* **Exercise objective**: Print all of the data exactly.

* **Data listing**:
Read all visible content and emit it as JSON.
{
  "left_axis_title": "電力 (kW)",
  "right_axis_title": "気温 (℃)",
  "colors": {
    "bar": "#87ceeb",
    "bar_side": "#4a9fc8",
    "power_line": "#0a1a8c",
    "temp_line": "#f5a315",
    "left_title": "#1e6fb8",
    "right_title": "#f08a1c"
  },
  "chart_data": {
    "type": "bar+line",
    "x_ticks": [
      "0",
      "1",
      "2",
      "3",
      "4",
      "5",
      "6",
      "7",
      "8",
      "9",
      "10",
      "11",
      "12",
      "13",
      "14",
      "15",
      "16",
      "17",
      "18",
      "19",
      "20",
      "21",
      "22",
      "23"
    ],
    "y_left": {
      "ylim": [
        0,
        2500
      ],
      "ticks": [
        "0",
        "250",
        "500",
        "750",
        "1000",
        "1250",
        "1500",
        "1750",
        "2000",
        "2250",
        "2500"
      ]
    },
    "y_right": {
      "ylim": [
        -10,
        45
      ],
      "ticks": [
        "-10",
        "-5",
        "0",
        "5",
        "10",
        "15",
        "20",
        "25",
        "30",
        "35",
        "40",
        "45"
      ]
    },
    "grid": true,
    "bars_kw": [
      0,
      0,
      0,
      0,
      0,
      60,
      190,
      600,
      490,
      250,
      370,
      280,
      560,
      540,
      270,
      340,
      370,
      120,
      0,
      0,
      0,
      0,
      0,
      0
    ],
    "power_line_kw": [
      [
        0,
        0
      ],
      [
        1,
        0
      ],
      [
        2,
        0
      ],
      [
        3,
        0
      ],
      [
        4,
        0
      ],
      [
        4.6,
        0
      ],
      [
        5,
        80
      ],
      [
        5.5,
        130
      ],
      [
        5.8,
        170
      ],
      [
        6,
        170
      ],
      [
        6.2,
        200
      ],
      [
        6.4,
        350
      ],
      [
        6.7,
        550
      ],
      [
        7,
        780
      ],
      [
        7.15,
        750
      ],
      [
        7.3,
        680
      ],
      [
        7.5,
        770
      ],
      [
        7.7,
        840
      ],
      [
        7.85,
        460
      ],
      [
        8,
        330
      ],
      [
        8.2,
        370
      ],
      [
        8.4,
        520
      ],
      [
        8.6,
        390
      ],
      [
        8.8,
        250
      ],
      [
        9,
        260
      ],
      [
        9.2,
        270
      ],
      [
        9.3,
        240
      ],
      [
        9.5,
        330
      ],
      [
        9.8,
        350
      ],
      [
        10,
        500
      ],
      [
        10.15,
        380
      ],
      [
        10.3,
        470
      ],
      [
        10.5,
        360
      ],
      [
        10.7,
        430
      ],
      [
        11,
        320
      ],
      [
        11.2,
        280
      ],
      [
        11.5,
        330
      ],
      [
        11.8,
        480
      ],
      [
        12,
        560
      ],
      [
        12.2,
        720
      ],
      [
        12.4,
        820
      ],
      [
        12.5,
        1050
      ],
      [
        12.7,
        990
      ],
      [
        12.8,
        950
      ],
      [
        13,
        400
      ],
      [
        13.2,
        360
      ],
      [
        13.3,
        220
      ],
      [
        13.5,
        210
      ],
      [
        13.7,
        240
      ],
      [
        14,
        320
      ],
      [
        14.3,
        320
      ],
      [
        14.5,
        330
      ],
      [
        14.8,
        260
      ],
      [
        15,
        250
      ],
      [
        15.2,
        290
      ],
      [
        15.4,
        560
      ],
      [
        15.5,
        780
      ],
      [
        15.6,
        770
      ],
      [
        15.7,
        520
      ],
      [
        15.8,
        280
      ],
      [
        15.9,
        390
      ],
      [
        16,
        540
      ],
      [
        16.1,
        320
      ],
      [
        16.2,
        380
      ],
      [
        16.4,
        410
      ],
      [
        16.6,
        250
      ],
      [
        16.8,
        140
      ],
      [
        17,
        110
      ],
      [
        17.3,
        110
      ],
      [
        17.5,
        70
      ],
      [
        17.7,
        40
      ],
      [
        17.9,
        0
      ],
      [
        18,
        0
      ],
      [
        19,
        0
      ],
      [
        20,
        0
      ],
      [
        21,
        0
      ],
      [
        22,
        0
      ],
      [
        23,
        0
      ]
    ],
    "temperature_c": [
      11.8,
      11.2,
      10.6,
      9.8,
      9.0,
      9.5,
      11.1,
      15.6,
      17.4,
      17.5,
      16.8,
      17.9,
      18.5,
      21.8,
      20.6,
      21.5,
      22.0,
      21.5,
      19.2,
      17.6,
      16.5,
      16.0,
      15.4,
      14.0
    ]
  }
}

* **Full output**:
Read all visible content and emit it as JSON.
{
  "left_axis_title": "電力 (kW)",
  "right_axis_title": "気温 (℃)",
  "colors": {
    "bar": "#87ceeb",
    "bar_side": "#4a9fc8",
    "power_line": "#0a1a8c",
    "temp_line": "#f5a315",
    "left_title": "#1e6fb8",
    "right_title": "#f08a1c"
  },
  "chart_data": {
    "type": "bar+line",
    "x_ticks": [
      "0",
      "1",
      "2",
      "3",
      "4",
      "5",
      "6",
      "7",
      "8",
      "9",
      "10",
      "11",
      "12",
      "13",
      "14",
      "15",
      "16",
      "17",
      "18",
      "19",
      "20",
      "21",
      "22",
      "23"
    ],
    "y_left": {
      "ylim": [
        0,
        2500
      ],
      "ticks": [
        "0",
        "250",
        "500",
        "750",
        "1000",
        "1250",
        "1500",
        "1750",
        "2000",
        "2250",
        "2500"
      ]
    },
    "y_right": {
      "ylim": [
        -10,
        45
      ],
      "ticks": [
        "-10",
        "-5",
        "0",
        "5",
        "10",
        "15",
        "20",
        "25",
        "30",
        "35",
        "40",
        "45"
      ]
    },
    "grid": true,
    "bars_kw": [
      0,
      0,
      0,
      0,
      0,
      60,
      190,
      600,
      490,
      250,
      370,
      280,
      560,
      540,
      270,
      340,
      370,
      120,
      0,
      0,
      0,
      0,
      0,
      0
    ],
    "power_line_kw": [
      [
        0,
        0
      ],
      [
        1,
        0
      ],
      [
        2,
        0
      ],
      [
        3,
        0
      ],
      [
        4,
        0
      ],
      [
        4.6,
        0
      ],
      [
        5,
        80
      ],
      [
        5.5,
        130
      ],
      [
        5.8,
        170
      ],
      [
        6,
        170
      ],
      [
        6.2,
        200
      ],
      [
        6.4,
        350
      ],
      [
        6.7,
        550
      ],
      [
        7,
        780
      ],
      [
        7.15,
        750
      ],
      [
        7.3,
        680
      ],
      [
        7.5,
        770
      ],
      [
        7.7,
        840
      ],
      [
        7.85,
        460
      ],
      [
        8,
        330
      ],
      [
        8.2,
        370
      ],
      [
        8.4,
        520
      ],
      [
        8.6,
        390
      ],
      [
        8.8,
        250
      ],
      [
        9,
        260
      ],
      [
        9.2,
        270
      ],
      [
        9.3,
        240
      ],
      [
        9.5,
        330
      ],
      [
        9.8,
        350
      ],
      [
        10,
        500
      ],
      [
        10.15,
        380
      ],
      [
        10.3,
        470
      ],
      [
        10.5,
        360
      ],
      [
        10.7,
        430
      ],
      [
        11,
        320
      ],
      [
        11.2,
        280
      ],
      [
        11.5,
        330
      ],
      [
        11.8,
        480
      ],
      [
        12,
        560
      ],
      [
        12.2,
        720
      ],
      [
        12.4,
        820
      ],
      [
        12.5,
        1050
      ],
      [
        12.7,
        990
      ],
      [
        12.8,
        950
      ],
      [
        13,
        400
      ],
      [
        13.2,
        360
      ],
      [
        13.3,
        220
      ],
      [
        13.5,
        210
      ],
      [
        13.7,
        240
      ],
      [
        14,
        320
      ],
      [
        14.3,
        320
      ],
      [
        14.5,
        330
      ],
      [
        14.8,
        260
      ],
      [
        15,
        250
      ],
      [
        15.2,
        290
      ],
      [
        15.4,
        560
      ],
      [
        15.5,
        780
      ],
      [
        15.6,
        770
      ],
      [
        15.7,
        520
      ],
      [
        15.8,
        280
      ],
      [
        15.9,
        390
      ],
      [
        16,
        540
      ],
      [
        16.1,
        320
      ],
      [
        16.2,
        380
      ],
      [
        16.4,
        410
      ],
      [
        16.6,
        250
      ],
      [
        16.8,
        140
      ],
      [
        17,
        110
      ],
      [
        17.3,
        110
      ],
      [
        17.5,
        70
      ],
      [
        17.7,
        40
      ],
      [
        17.9,
        0
      ],
      [
        18,
        0
      ],
      [
        19,
        0
      ],
      [
        20,
        0
      ],
      [
        21,
        0
      ],
      [
        22,
        0
      ],
      [
        23,
        0
      ]
    ],
    "temperature_c": [
      11.8,
      11.2,
      10.6,
      9.8,
      9.0,
      9.5,
      11.1,
      15.6,
      17.4,
      17.5,
      16.8,
      17.9,
      18.5,
      21.8,
      20.6,
      21.5,
      22.0,
      21.5,
      19.2,
      17.6,
      16.5,
      16.0,
      15.4,
      14.0
    ]
  }
}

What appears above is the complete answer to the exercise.